Work to be completed
Reproduce every one of these items line for line, with no changes.

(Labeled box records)
# # # #
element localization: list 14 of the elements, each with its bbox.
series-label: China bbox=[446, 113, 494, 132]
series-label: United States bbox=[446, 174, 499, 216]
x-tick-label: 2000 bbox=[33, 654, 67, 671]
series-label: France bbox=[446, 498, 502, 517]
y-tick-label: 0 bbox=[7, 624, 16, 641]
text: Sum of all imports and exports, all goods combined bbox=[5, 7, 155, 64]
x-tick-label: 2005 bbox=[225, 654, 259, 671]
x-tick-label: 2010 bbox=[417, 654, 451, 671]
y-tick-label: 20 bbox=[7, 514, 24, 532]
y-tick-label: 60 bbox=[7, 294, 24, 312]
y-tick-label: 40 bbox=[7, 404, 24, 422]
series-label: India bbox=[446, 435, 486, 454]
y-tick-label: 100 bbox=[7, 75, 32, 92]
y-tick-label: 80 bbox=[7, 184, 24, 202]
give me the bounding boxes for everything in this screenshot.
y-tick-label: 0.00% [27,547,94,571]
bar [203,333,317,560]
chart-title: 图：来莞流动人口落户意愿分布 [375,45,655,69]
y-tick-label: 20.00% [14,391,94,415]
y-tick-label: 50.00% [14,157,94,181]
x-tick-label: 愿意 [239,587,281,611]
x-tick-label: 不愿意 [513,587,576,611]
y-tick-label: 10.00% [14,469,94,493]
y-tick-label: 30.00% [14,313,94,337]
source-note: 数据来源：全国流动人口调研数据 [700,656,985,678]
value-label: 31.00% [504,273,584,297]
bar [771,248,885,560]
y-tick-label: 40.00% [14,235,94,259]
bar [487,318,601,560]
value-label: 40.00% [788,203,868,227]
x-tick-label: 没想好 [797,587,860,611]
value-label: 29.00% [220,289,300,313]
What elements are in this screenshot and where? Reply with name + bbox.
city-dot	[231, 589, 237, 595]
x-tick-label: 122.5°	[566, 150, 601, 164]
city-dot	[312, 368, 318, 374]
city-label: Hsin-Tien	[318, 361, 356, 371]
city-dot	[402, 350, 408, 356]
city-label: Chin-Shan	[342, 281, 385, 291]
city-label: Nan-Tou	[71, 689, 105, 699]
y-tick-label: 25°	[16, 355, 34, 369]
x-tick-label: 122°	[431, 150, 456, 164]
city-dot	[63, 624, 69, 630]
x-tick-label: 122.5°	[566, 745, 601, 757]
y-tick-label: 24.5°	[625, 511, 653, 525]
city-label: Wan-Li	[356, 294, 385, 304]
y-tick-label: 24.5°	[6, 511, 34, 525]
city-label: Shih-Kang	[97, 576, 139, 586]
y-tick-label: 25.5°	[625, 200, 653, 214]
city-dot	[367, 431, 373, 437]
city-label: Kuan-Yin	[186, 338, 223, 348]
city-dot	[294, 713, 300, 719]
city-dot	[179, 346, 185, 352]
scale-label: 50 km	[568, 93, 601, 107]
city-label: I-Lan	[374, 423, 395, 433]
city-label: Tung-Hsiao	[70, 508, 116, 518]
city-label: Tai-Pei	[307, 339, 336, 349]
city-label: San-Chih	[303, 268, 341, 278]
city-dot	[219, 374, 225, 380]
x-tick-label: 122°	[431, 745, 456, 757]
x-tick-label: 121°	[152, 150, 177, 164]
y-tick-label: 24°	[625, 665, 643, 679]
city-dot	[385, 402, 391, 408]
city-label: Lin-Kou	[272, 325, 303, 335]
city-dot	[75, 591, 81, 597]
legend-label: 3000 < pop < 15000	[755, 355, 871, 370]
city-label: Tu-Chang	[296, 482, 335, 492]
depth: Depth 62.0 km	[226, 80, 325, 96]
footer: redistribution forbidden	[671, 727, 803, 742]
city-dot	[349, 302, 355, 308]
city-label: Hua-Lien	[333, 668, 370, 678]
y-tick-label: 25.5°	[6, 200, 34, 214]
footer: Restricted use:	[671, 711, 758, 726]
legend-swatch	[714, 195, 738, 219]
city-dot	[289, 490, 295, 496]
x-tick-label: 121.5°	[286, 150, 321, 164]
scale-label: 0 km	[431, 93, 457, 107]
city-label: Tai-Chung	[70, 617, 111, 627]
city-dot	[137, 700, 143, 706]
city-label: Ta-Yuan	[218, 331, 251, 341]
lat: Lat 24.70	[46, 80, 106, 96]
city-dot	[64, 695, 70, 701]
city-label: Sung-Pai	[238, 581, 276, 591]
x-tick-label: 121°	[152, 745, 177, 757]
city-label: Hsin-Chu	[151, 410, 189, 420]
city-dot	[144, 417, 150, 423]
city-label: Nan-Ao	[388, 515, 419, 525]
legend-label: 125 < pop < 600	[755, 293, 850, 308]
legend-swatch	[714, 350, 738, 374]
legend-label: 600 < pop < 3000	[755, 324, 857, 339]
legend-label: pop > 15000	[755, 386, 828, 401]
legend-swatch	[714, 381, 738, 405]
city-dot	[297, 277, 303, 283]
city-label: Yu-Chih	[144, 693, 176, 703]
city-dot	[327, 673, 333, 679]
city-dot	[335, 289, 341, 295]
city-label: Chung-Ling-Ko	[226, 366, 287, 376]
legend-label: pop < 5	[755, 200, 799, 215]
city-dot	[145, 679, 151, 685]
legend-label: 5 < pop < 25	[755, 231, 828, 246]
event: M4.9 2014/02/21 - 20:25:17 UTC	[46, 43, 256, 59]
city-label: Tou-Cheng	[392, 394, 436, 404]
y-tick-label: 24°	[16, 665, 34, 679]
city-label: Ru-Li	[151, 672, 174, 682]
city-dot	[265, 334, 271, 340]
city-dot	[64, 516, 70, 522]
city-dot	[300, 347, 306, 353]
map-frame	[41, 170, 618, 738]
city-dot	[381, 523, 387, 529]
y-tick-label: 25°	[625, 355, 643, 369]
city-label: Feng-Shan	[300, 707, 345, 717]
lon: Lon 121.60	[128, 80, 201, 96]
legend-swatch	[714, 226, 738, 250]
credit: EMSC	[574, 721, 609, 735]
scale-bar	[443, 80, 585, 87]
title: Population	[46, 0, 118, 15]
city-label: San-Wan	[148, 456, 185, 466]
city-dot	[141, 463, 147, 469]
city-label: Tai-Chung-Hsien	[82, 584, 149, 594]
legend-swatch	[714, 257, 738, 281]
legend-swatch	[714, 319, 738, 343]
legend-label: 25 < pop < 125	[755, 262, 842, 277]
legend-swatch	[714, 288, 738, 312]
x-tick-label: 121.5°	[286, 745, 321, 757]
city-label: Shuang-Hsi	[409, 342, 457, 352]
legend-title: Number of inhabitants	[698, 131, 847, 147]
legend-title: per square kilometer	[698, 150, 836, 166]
# # # #
Task result
element localization: list 14 of the elements, each with its bbox.
series-label: China bbox=[446, 113, 494, 132]
series-label: United States bbox=[446, 174, 499, 216]
x-tick-label: 2000 bbox=[33, 654, 67, 671]
series-label: France bbox=[446, 498, 502, 517]
y-tick-label: 0 bbox=[7, 624, 16, 641]
text: Sum of all imports and exports, all goods combined bbox=[5, 7, 155, 64]
x-tick-label: 2005 bbox=[225, 654, 259, 671]
x-tick-label: 2010 bbox=[417, 654, 451, 671]
y-tick-label: 20 bbox=[7, 514, 24, 532]
y-tick-label: 60 bbox=[7, 294, 24, 312]
y-tick-label: 40 bbox=[7, 404, 24, 422]
series-label: India bbox=[446, 435, 486, 454]
y-tick-label: 100 bbox=[7, 75, 32, 92]
y-tick-label: 80 bbox=[7, 184, 24, 202]
give me the bounding boxes for everything in this screenshot.
y-tick-label: 0.00% [27,547,94,571]
bar [203,333,317,560]
chart-title: 图：来莞流动人口落户意愿分布 [375,45,655,69]
y-tick-label: 20.00% [14,391,94,415]
y-tick-label: 50.00% [14,157,94,181]
x-tick-label: 愿意 [239,587,281,611]
x-tick-label: 不愿意 [513,587,576,611]
y-tick-label: 10.00% [14,469,94,493]
y-tick-label: 30.00% [14,313,94,337]
source-note: 数据来源：全国流动人口调研数据 [700,656,985,678]
value-label: 31.00% [504,273,584,297]
bar [771,248,885,560]
y-tick-label: 40.00% [14,235,94,259]
bar [487,318,601,560]
value-label: 40.00% [788,203,868,227]
x-tick-label: 没想好 [797,587,860,611]
value-label: 29.00% [220,289,300,313]
What elements are in this screenshot and where? Reply with name + bbox.
city-dot	[231, 589, 237, 595]
x-tick-label: 122.5°	[566, 150, 601, 164]
city-dot	[312, 368, 318, 374]
city-label: Hsin-Tien	[318, 361, 356, 371]
city-dot	[402, 350, 408, 356]
city-label: Chin-Shan	[342, 281, 385, 291]
city-label: Nan-Tou	[71, 689, 105, 699]
y-tick-label: 25°	[16, 355, 34, 369]
x-tick-label: 122°	[431, 150, 456, 164]
city-dot	[63, 624, 69, 630]
x-tick-label: 122.5°	[566, 745, 601, 757]
y-tick-label: 24.5°	[625, 511, 653, 525]
city-label: Wan-Li	[356, 294, 385, 304]
y-tick-label: 24.5°	[6, 511, 34, 525]
city-label: Shih-Kang	[97, 576, 139, 586]
y-tick-label: 25.5°	[625, 200, 653, 214]
city-dot	[367, 431, 373, 437]
city-label: Kuan-Yin	[186, 338, 223, 348]
city-dot	[294, 713, 300, 719]
city-dot	[179, 346, 185, 352]
scale-label: 50 km	[568, 93, 601, 107]
city-label: I-Lan	[374, 423, 395, 433]
city-label: Tung-Hsiao	[70, 508, 116, 518]
city-label: Tai-Pei	[307, 339, 336, 349]
city-label: San-Chih	[303, 268, 341, 278]
city-dot	[219, 374, 225, 380]
x-tick-label: 122°	[431, 745, 456, 757]
x-tick-label: 121°	[152, 150, 177, 164]
y-tick-label: 24°	[625, 665, 643, 679]
city-dot	[385, 402, 391, 408]
city-label: Lin-Kou	[272, 325, 303, 335]
city-dot	[75, 591, 81, 597]
legend-label: 3000 < pop < 15000	[755, 355, 871, 370]
city-label: Tu-Chang	[296, 482, 335, 492]
depth: Depth 62.0 km	[226, 80, 325, 96]
footer: redistribution forbidden	[671, 727, 803, 742]
city-dot	[349, 302, 355, 308]
city-label: Hua-Lien	[333, 668, 370, 678]
y-tick-label: 25.5°	[6, 200, 34, 214]
footer: Restricted use:	[671, 711, 758, 726]
legend-swatch	[714, 195, 738, 219]
city-dot	[289, 490, 295, 496]
x-tick-label: 121.5°	[286, 150, 321, 164]
scale-label: 0 km	[431, 93, 457, 107]
city-label: Tai-Chung	[70, 617, 111, 627]
city-dot	[137, 700, 143, 706]
city-label: Ta-Yuan	[218, 331, 251, 341]
lat: Lat 24.70	[46, 80, 106, 96]
city-dot	[64, 695, 70, 701]
city-label: Sung-Pai	[238, 581, 276, 591]
x-tick-label: 121°	[152, 745, 177, 757]
city-label: Hsin-Chu	[151, 410, 189, 420]
city-dot	[144, 417, 150, 423]
city-label: Nan-Ao	[388, 515, 419, 525]
legend-label: 125 < pop < 600	[755, 293, 850, 308]
legend-swatch	[714, 350, 738, 374]
legend-label: 600 < pop < 3000	[755, 324, 857, 339]
legend-label: pop > 15000	[755, 386, 828, 401]
legend-swatch	[714, 381, 738, 405]
city-dot	[297, 277, 303, 283]
city-label: Yu-Chih	[144, 693, 176, 703]
city-dot	[327, 673, 333, 679]
city-dot	[335, 289, 341, 295]
city-label: Chung-Ling-Ko	[226, 366, 287, 376]
legend-label: pop < 5	[755, 200, 799, 215]
city-dot	[145, 679, 151, 685]
legend-label: 5 < pop < 25	[755, 231, 828, 246]
event: M4.9 2014/02/21 - 20:25:17 UTC	[46, 43, 256, 59]
city-label: Tou-Cheng	[392, 394, 436, 404]
y-tick-label: 24°	[16, 665, 34, 679]
city-label: Ru-Li	[151, 672, 174, 682]
city-dot	[265, 334, 271, 340]
city-dot	[64, 516, 70, 522]
city-dot	[300, 347, 306, 353]
map-frame	[41, 170, 618, 738]
city-dot	[381, 523, 387, 529]
y-tick-label: 25°	[625, 355, 643, 369]
city-label: Feng-Shan	[300, 707, 345, 717]
lon: Lon 121.60	[128, 80, 201, 96]
legend-swatch	[714, 226, 738, 250]
credit: EMSC	[574, 721, 609, 735]
scale-bar	[443, 80, 585, 87]
title: Population	[46, 0, 118, 15]
city-label: San-Wan	[148, 456, 185, 466]
city-dot	[141, 463, 147, 469]
city-label: Tai-Chung-Hsien	[82, 584, 149, 594]
legend-swatch	[714, 257, 738, 281]
legend-swatch	[714, 319, 738, 343]
legend-label: 25 < pop < 125	[755, 262, 842, 277]
legend-swatch	[714, 288, 738, 312]
x-tick-label: 121.5°	[286, 745, 321, 757]
city-label: Shuang-Hsi	[409, 342, 457, 352]
legend-title: Number of inhabitants	[698, 131, 847, 147]
legend-title: per square kilometer	[698, 150, 836, 166]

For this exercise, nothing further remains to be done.